YOUR TASK
Format the data below as a Markdown table with the columns No. and Line, putting each line in its own numbered row and leaving out any blank lines.

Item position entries

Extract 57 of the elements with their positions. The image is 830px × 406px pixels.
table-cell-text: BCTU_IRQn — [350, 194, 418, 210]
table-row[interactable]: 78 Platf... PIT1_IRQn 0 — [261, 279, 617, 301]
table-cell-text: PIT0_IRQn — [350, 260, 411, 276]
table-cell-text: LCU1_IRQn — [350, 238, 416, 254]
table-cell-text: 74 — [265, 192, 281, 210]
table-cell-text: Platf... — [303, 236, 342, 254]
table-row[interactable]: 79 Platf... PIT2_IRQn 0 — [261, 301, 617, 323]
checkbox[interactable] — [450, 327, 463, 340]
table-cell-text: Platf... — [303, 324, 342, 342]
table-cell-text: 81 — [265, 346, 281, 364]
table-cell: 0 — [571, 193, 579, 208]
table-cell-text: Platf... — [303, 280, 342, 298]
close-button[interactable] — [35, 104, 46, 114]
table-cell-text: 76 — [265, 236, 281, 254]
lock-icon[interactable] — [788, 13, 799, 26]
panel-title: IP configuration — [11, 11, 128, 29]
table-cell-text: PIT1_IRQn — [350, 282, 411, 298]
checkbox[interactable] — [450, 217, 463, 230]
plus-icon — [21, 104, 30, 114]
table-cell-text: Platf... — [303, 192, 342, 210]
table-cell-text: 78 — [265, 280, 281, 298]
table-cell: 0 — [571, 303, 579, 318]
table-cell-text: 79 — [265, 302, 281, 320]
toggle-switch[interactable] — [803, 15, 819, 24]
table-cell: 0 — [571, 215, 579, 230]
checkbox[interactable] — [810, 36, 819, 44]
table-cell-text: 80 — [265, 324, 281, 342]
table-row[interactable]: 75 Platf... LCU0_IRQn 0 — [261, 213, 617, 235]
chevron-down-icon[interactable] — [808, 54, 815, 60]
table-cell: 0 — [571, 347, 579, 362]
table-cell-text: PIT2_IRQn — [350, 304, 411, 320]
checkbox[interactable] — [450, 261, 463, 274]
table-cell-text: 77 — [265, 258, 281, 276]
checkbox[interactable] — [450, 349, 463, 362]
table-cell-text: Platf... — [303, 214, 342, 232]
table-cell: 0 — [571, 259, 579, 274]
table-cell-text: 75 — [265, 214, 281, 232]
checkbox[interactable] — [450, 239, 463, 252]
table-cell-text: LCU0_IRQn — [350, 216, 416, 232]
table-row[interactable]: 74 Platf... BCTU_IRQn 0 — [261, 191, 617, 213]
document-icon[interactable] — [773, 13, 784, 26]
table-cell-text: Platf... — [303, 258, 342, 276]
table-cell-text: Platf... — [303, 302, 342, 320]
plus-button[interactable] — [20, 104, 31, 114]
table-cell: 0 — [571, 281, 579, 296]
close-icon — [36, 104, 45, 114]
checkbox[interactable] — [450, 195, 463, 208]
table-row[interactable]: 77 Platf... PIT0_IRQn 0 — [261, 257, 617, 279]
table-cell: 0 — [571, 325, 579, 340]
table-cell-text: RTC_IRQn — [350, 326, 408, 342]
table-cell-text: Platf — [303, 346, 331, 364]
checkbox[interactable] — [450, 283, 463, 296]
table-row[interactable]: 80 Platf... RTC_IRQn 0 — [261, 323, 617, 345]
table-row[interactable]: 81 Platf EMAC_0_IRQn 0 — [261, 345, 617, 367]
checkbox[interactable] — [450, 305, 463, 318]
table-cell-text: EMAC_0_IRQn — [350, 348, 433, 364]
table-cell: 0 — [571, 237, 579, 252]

RESPONSE
| No. | Line |
|---|---|
| 1 | Extract 57 of the elements with their positions. The image is 830px × 406px pixels. |
| 2 | table-cell-text: BCTU_IRQn — [350, 194, 418, 210] |
| 3 | table-row[interactable]: 78 Platf... PIT1_IRQn 0 — [261, 279, 617, 301] |
| 4 | table-cell-text: PIT0_IRQn — [350, 260, 411, 276] |
| 5 | table-cell-text: LCU1_IRQn — [350, 238, 416, 254] |
| 6 | table-cell-text: 74 — [265, 192, 281, 210] |
| 7 | table-cell-text: Platf... — [303, 236, 342, 254] |
| 8 | table-row[interactable]: 79 Platf... PIT2_IRQn 0 — [261, 301, 617, 323] |
| 9 | checkbox[interactable] — [450, 327, 463, 340] |
| 10 | table-cell-text: Platf... — [303, 324, 342, 342] |
| 11 | table-cell-text: 81 — [265, 346, 281, 364] |
| 12 | table-cell: 0 — [571, 193, 579, 208] |
| 13 | table-cell-text: Platf... — [303, 280, 342, 298] |
| 14 | close-button[interactable] — [35, 104, 46, 114] |
| 15 | table-cell-text: 76 — [265, 236, 281, 254] |
| 16 | lock-icon[interactable] — [788, 13, 799, 26] |
| 17 | panel-title: IP configuration — [11, 11, 128, 29] |
| 18 | table-cell-text: PIT1_IRQn — [350, 282, 411, 298] |
| 19 | checkbox[interactable] — [450, 217, 463, 230] |
| 20 | plus-icon — [21, 104, 30, 114] |
| 21 | table-cell-text: Platf... — [303, 192, 342, 210] |
| 22 | table-cell-text: 78 — [265, 280, 281, 298] |
| 23 | table-cell: 0 — [571, 303, 579, 318] |
| 24 | table-cell-text: 79 — [265, 302, 281, 320] |
| 25 | toggle-switch[interactable] — [803, 15, 819, 24] |
| 26 | table-cell: 0 — [571, 215, 579, 230] |
| 27 | checkbox[interactable] — [810, 36, 819, 44] |
| 28 | table-cell-text: 80 — [265, 324, 281, 342] |
| 29 | table-row[interactable]: 75 Platf... LCU0_IRQn 0 — [261, 213, 617, 235] |
| 30 | chevron-down-icon[interactable] — [808, 54, 815, 60] |
| 31 | table-cell: 0 — [571, 347, 579, 362] |
| 32 | table-cell-text: PIT2_IRQn — [350, 304, 411, 320] |
| 33 | checkbox[interactable] — [450, 261, 463, 274] |
| 34 | table-cell-text: 77 — [265, 258, 281, 276] |
| 35 | checkbox[interactable] — [450, 349, 463, 362] |
| 36 | table-cell-text: Platf... — [303, 214, 342, 232] |
| 37 | table-cell: 0 — [571, 259, 579, 274] |
| 38 | table-cell-text: 75 — [265, 214, 281, 232] |
| 39 | checkbox[interactable] — [450, 239, 463, 252] |
| 40 | table-cell-text: LCU0_IRQn — [350, 216, 416, 232] |
| 41 | table-row[interactable]: 74 Platf... BCTU_IRQn 0 — [261, 191, 617, 213] |
| 42 | document-icon[interactable] — [773, 13, 784, 26] |
| 43 | table-cell-text: Platf... — [303, 258, 342, 276] |
| 44 | table-cell-text: Platf... — [303, 302, 342, 320] |
| 45 | plus-button[interactable] — [20, 104, 31, 114] |
| 46 | table-cell: 0 — [571, 281, 579, 296] |
| 47 | close-icon — [36, 104, 45, 114] |
| 48 | checkbox[interactable] — [450, 195, 463, 208] |
| 49 | table-row[interactable]: 77 Platf... PIT0_IRQn 0 — [261, 257, 617, 279] |
| 50 | table-cell: 0 — [571, 325, 579, 340] |
| 51 | table-cell-text: RTC_IRQn — [350, 326, 408, 342] |
| 52 | table-cell-text: Platf — [303, 346, 331, 364] |
| 53 | checkbox[interactable] — [450, 283, 463, 296] |
| 54 | table-row[interactable]: 80 Platf... RTC_IRQn 0 — [261, 323, 617, 345] |
| 55 | table-row[interactable]: 81 Platf EMAC_0_IRQn 0 — [261, 345, 617, 367] |
| 56 | checkbox[interactable] — [450, 305, 463, 318] |
| 57 | table-cell-text: EMAC_0_IRQn — [350, 348, 433, 364] |
| 58 | table-cell: 0 — [571, 237, 579, 252] |